EXERCISE –
In the material below, find all lines with the string "Széleróziónak" and copy them.

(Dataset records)
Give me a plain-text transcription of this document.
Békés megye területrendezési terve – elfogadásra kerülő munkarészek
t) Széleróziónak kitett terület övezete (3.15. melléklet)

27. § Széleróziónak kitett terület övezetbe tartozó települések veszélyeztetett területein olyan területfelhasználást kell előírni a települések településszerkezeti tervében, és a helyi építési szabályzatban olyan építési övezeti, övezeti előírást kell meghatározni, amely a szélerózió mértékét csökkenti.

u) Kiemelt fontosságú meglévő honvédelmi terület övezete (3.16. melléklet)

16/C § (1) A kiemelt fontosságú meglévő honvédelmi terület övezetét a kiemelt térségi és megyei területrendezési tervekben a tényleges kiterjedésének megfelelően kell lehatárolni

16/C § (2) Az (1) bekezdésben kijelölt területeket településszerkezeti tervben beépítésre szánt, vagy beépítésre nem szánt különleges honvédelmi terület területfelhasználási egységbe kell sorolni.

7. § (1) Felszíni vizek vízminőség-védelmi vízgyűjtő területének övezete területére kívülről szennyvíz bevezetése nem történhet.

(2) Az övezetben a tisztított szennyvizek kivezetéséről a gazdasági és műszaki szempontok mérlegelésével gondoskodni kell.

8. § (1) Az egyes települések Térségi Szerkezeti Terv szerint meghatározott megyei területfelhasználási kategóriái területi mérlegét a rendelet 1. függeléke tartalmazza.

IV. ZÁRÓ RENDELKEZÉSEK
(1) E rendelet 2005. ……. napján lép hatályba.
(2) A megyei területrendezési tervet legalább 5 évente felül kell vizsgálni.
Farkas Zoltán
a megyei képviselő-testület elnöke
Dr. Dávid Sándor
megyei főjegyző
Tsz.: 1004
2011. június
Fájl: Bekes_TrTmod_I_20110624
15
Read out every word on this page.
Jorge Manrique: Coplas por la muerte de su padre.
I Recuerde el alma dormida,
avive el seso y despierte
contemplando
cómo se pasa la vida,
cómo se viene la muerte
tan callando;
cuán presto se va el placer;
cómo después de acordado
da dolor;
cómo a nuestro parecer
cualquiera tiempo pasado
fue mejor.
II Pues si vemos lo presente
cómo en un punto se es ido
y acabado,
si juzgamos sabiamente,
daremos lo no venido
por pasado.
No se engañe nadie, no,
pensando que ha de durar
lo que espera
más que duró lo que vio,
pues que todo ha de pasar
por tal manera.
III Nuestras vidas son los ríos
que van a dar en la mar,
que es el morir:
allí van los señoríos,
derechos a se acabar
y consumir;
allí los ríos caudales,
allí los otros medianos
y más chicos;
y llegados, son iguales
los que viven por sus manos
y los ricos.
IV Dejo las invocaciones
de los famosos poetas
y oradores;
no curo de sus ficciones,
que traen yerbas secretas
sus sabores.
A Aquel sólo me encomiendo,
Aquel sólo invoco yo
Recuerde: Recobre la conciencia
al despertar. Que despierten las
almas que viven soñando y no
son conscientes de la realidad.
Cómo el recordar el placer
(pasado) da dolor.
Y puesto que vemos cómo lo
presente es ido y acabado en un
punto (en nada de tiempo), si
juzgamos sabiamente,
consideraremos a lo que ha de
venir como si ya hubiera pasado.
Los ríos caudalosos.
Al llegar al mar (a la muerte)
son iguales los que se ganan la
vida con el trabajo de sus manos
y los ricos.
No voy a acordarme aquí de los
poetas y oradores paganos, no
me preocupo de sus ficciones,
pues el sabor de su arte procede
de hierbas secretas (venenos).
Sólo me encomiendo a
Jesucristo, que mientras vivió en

ANSWER IN FULL –
t) Széleróziónak kitett terület övezete (3.15. melléklet)
27. § Széleróziónak kitett terület övezetbe tartozó települések veszélyeztetett területein olyan területfelhasználást kell előírni a települések településszerkezeti tervében, és a helyi építési szabályzatban olyan építési övezeti, övezeti előírást kell meghatározni, amely a szélerózió mértékét csökkenti.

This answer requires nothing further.